**Obiettivo del compito:** Nel testo sulla competizione spaziale tra Stati Uniti e Cina, chi è il proprietario di SpaceSail?

**Testo proposto:**
Pechino sarebbe infastidita per l’uso dei satelliti di Musk in Ucraina, ma allo stesso tempo ha cominciato a studiarli per arrivare a un’alternativa in grado di competere con il servizio di SpaceX. Una risposta è rappresentata da SpaceSail, ma in generale gli investimenti sono massicci. Costringendo Washington a muoversi per non perdere terreno

In terra e in cielo. È dove si sta consumando la competizione tecnologica tra Stati Uniti e Cina. È da tempo che Pechino sta osservando le mosse spaziali degli americani, e quindi di Elon Musk. La sua SpaceX sta svolgendo un ruolo centrale nei piani delle varie amministrazioni statunitensi, democratiche quanto repubblicane, come nel caso di Starlink. A cui i cinesi starebbero rispondendo aumentando le attività del loro sistema di connessione satellitare, SpaceSail, di proprietà del municipio di Shanghai.

Come riportato da Reuters, lo scorso autunno la Cina ha siglato un accordo con il Brasile, poi ha cominciato a operare anche in Kazakistan. In tutto, sono 30 i Paesi con cui è in trattative. Finora conta appena 72 satelliti in orbita terrestre bassa, ma la volontà annunciata è quella di lanciarne entro l’anno circa 650, che entro la fine del decennio dovranno diventare 15.000. Molti di meno rispetto a quelli di Starlink – che ne vanta al momento 7.000 ma che entro il 2030 dovrebbero aumentare fino a 42.000 – ma comunque un buon numero per sfidarlo, dato che Pechino vuole superarlo di 1.000 unità nei prossimi decenni.

Il servizio offerto dai satelliti di Musk all’Ucraina, ha infastidito la Cina per la sua vicinanza alla Russia. Ma ha anche incuriosito molto i cinesi, che hanno deciso di studiarlo per promuovere un proprio programma di internet satellitare.

Rispetto al 2019, quando i brevetti relativi alla tecnologia satellitare erano 219, due anni fa ne sono stati pubblicati 2.449. A dimostrazione che l’impegno è stato preso sul serio. Lo confermano anche i 263 satelliti spediti in orbita dalla Cina lo scorso anno, segnando un record. E anche i tantissimi dollari investiti, come i 930 milioni che si è aggiudicata SpaceSail per incrementare la produttività nazionale, e i 137 milioni presi dalla sua sussidiaria Genesat. O come i circa 50 milioni che il governo centrale ha dato alla Hongqing Technology, che vorrebbe arrivare a 10.000 satelliti. Ovviamente anche l’esercito è chiamato in causa, visto che parliamo di una militarizzazione dello spazio, così come l’altro rivale cinese di Starlink, Qianfan, che sembrerebbe aver assunto un ruolo di primo piano nel progetto della Via della Seta.

**Dati estratti:**
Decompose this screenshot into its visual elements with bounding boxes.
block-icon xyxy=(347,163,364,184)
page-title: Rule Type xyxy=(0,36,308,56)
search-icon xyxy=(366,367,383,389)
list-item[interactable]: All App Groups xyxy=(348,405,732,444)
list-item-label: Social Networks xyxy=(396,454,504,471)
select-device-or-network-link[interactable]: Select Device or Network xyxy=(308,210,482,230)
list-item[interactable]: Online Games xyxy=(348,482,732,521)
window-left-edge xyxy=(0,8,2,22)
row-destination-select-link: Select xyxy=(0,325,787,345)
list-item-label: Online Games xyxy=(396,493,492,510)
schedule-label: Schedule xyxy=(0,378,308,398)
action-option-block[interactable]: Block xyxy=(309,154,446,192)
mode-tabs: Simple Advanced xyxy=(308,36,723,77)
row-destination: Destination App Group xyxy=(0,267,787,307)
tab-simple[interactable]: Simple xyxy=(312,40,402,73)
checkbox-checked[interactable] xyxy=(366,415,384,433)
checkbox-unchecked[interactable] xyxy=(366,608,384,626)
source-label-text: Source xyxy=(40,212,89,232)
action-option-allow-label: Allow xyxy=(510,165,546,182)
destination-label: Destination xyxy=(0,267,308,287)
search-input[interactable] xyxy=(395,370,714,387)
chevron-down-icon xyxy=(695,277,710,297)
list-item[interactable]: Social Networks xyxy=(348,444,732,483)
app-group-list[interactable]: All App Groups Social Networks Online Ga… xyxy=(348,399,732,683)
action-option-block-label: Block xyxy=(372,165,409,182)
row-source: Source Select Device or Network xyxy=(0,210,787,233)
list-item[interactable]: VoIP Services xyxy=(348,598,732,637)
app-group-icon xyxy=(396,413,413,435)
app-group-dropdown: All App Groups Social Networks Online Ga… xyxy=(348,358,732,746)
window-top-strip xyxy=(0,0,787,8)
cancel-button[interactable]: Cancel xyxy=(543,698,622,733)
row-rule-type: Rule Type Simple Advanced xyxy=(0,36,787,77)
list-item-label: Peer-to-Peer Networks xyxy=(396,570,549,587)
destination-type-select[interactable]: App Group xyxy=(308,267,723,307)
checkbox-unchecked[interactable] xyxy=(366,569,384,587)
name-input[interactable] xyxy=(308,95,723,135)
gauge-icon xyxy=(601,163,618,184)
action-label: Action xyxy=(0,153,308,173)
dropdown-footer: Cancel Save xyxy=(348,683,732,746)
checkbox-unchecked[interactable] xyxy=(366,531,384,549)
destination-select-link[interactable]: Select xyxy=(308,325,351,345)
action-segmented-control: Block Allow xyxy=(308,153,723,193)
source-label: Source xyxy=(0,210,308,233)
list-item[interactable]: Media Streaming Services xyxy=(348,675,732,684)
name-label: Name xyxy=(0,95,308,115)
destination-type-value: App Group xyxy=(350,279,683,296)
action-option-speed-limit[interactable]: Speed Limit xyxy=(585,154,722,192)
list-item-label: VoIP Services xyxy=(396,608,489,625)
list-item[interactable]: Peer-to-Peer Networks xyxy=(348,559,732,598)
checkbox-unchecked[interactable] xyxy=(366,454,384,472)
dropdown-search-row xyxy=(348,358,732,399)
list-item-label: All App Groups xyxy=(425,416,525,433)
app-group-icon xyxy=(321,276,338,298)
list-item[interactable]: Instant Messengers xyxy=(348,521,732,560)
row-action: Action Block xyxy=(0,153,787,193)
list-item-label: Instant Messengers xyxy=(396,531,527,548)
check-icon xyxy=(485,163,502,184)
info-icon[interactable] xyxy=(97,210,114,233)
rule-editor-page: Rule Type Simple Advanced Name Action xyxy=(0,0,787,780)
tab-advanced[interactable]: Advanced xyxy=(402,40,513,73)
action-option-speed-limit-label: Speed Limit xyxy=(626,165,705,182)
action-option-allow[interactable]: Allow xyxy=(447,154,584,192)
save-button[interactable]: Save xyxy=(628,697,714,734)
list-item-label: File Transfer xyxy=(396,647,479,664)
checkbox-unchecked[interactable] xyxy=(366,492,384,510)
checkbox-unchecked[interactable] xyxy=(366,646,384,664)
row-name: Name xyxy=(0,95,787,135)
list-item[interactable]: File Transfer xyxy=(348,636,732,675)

**Soluzione scritta:** Il municipio di Shanghai.